TO DO:
Find the lines holding the string "name" in the data, then copy all of them.

Dataset entries on figures
***

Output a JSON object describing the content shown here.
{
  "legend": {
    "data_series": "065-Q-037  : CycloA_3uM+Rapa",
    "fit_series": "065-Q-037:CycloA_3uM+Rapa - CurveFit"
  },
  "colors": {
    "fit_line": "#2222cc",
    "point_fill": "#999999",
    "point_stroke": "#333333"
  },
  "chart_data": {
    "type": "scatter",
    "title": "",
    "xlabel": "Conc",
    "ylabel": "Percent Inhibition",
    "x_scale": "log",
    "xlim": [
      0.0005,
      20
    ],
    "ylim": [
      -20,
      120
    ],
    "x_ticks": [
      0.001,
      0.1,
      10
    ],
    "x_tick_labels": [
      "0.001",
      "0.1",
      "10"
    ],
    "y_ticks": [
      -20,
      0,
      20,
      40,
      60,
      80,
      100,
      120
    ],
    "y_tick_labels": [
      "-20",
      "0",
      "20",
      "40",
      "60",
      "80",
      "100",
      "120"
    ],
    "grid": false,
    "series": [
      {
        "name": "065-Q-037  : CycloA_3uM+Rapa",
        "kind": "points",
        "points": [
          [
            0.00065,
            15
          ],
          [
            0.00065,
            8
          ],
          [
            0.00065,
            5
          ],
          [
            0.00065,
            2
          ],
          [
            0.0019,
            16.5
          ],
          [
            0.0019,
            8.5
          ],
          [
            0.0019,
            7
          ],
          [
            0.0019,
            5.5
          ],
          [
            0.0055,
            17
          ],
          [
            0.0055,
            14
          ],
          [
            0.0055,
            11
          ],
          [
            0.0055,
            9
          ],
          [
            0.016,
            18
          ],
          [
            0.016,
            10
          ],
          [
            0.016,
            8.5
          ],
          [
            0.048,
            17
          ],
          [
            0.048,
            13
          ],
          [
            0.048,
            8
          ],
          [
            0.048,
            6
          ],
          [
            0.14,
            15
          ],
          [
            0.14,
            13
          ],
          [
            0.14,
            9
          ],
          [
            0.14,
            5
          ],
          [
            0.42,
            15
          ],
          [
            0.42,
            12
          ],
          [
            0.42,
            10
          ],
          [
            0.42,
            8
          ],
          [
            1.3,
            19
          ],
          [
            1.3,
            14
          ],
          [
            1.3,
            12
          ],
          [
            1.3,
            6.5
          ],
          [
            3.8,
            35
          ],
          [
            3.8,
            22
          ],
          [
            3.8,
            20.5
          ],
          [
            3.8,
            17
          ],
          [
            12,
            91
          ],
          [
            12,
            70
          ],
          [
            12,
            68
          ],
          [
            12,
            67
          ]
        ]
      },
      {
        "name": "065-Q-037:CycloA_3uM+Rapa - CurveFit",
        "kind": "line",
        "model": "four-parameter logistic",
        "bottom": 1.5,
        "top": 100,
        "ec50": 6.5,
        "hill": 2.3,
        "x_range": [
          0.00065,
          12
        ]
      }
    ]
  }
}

***

PROBLEM SOLUTION:
        "name": "065-Q-037  : CycloA_3uM+Rapa",
        "name": "065-Q-037:CycloA_3uM+Rapa - CurveFit",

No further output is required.